* Page excerpt:
- Effective for MDR-TB
- Accelerates sputum conversion
- Improves outcomes
- PMID: 23339649
-
Delamanid Trials (2012): Another new MDR-TB drug
- Effective for MDR-TB
- Good safety profile
- Used in combination regimens
- PMID: 23075143
Meta-Analyses:
- Latent TB treatment: Isoniazid effective, shorter regimens non-inferior (Ziakas, 2013)
- MDR-TB treatment: Bedaquiline and delamanid improve outcomes (Caminero, 2017)
- DOT: Improves treatment success (Volmink, 2007)
Systematic Reviews:
- TB treatment: Comprehensive review of evidence (Nahid, 2016)
- Latent TB: Treatment options and efficacy (Ziakas, 2013)
- MDR-TB: Management strategies (Caminero, 2017)
"What is tuberculosis?" Tuberculosis (TB) is a bacterial infection that usually affects the lungs. It's caused by a germ called Mycobacterium tuberculosis. It's a serious infection that can make you very sick, but it's curable with the right treatment. TB spreads through the air when someone with active TB in their lungs coughs or sneezes.
"How did I get it?" TB spreads through tiny droplets in the air. If you were near someone with active TB who coughed, you could have breathed in the germs. Most people who get infected don't get sick right away - the germs stay "sleeping" in your body (latent TB). Later, if your immune system gets weaker, the germs can "wake up" and make you sick (active TB).
"What symptoms will I have?" The main symptoms are:
- A cough that won't go away (more than 3 weeks)
- Drenching night sweats (so bad you have to change your sheets)

* The data:
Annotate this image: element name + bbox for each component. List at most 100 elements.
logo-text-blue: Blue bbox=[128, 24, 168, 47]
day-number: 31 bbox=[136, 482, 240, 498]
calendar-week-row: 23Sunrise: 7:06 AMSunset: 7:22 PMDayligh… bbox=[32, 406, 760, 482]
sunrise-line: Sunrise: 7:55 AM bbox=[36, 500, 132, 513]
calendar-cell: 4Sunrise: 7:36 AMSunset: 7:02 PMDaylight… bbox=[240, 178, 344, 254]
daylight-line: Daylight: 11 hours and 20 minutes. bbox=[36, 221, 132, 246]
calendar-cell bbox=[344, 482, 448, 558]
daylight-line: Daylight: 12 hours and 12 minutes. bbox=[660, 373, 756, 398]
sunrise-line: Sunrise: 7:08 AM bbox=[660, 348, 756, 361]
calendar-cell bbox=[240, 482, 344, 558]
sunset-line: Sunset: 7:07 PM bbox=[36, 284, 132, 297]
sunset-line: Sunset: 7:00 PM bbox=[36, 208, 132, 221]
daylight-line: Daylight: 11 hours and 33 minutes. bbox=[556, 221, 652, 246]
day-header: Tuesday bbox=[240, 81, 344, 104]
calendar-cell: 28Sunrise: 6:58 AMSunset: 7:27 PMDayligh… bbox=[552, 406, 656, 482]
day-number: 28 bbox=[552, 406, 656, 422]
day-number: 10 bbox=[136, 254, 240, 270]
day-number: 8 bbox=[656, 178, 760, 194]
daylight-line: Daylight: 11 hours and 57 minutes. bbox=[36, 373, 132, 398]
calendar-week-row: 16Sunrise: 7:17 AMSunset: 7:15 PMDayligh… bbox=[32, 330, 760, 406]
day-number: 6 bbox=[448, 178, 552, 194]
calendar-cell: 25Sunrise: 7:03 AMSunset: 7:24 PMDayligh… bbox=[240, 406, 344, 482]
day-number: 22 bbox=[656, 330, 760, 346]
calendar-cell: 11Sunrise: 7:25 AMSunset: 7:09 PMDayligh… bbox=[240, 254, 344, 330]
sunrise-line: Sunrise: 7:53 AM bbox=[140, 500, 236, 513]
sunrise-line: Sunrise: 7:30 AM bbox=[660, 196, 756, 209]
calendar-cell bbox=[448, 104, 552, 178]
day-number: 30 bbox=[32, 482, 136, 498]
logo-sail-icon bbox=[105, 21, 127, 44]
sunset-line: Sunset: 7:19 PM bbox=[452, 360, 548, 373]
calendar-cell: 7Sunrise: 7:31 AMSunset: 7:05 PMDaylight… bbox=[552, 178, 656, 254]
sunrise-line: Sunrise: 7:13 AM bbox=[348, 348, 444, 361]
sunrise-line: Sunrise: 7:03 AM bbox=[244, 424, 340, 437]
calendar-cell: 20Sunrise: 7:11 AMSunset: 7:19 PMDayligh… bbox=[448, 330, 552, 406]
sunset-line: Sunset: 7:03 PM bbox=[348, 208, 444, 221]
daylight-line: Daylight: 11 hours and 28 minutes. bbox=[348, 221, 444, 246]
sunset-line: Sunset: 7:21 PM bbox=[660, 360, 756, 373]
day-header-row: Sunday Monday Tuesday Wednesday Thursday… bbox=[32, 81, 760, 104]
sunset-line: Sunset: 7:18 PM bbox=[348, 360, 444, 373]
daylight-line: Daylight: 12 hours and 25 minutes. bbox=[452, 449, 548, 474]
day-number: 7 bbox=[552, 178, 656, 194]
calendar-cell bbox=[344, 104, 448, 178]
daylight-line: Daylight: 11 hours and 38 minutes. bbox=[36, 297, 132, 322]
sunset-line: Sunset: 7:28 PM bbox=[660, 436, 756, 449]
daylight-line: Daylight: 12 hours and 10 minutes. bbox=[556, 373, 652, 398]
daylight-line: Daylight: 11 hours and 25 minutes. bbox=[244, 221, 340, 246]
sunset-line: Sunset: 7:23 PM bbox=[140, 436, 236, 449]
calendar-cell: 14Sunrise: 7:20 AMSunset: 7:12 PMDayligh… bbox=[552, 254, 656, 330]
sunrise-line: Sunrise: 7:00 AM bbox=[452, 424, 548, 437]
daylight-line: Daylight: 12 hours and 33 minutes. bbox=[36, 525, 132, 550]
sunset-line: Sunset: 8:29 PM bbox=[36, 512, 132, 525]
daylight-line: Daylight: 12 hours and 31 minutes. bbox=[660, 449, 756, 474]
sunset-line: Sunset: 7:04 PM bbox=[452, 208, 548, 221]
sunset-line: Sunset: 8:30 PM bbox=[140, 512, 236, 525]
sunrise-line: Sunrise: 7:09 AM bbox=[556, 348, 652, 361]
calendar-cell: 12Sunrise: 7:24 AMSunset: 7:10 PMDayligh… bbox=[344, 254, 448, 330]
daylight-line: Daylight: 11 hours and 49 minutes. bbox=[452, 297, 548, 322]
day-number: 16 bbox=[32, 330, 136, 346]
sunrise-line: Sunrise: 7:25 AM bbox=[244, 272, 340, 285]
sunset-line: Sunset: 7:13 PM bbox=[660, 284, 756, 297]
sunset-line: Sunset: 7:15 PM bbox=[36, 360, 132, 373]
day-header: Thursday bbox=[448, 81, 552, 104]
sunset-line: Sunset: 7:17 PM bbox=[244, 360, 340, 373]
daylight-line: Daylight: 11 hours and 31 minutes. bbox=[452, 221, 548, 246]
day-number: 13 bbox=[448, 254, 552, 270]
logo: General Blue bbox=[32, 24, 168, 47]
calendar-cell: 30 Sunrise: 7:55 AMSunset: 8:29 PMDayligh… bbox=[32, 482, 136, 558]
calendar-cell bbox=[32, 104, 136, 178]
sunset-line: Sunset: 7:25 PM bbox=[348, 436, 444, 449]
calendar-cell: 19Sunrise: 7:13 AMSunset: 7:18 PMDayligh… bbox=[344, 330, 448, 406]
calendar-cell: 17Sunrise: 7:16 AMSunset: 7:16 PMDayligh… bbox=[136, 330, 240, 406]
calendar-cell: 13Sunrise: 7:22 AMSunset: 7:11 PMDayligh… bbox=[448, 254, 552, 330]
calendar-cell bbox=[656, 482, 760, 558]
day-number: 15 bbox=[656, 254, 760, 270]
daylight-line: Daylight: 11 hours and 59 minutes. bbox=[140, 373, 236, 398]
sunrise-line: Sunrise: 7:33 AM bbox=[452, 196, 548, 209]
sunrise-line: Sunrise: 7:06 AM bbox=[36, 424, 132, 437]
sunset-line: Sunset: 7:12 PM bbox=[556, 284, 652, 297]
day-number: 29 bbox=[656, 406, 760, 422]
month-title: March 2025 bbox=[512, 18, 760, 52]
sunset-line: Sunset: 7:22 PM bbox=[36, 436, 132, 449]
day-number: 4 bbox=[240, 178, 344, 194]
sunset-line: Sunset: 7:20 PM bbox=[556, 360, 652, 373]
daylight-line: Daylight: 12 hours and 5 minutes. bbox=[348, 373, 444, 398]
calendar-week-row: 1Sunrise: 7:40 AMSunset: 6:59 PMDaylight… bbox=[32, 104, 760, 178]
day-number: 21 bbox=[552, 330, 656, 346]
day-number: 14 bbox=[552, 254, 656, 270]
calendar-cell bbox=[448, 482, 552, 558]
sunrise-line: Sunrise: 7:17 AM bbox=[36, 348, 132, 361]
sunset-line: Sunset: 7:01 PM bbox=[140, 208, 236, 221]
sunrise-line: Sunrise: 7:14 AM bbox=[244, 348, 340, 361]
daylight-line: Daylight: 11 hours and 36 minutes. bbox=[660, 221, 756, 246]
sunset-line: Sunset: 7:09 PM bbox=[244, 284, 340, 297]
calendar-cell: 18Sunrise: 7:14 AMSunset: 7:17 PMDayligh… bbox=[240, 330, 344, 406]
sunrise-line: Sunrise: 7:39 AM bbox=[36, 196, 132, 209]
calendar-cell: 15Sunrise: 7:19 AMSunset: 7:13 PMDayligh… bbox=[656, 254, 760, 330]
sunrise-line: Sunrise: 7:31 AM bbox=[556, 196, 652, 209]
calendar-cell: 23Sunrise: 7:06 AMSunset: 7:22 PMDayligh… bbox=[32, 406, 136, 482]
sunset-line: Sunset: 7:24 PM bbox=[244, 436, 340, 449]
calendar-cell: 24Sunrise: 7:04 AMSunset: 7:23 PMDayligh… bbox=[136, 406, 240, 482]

* What is expected:
Continue the tuberculosis text from its last line, picking up after the item about night sweats.

* Response box:
- Losing weight without trying
- Feeling very tired all the time
- Fever, especially in the evenings
- Sometimes coughing up blood
"How is it diagnosed?" Your doctor will:
- Ask about your symptoms and if you've been around anyone with TB
- Test your sputum (phlegm) to look for the TB germs
- Do a chest X-ray to see if your lungs are affected
- Sometimes do a skin test or blood test to see if you've been exposed
"How is it treated?" TB needs special treatment with several strong antibiotics taken together for 6 months (or longer). You'll take:
- 4 different medicines for the first 2 months
- Then 2 medicines for the next 4 months
It's very important to take ALL your medicines, EVERY day, for the FULL time. If you stop early or miss doses, the TB can become resistant to the medicines, making it much harder to treat.
"Why so many medicines?" TB germs are very tough. Using just one medicine lets them learn to resist it. Using 4 medicines together makes sure we kill all the germs before they can become resistant. This is why you must finish the whole course.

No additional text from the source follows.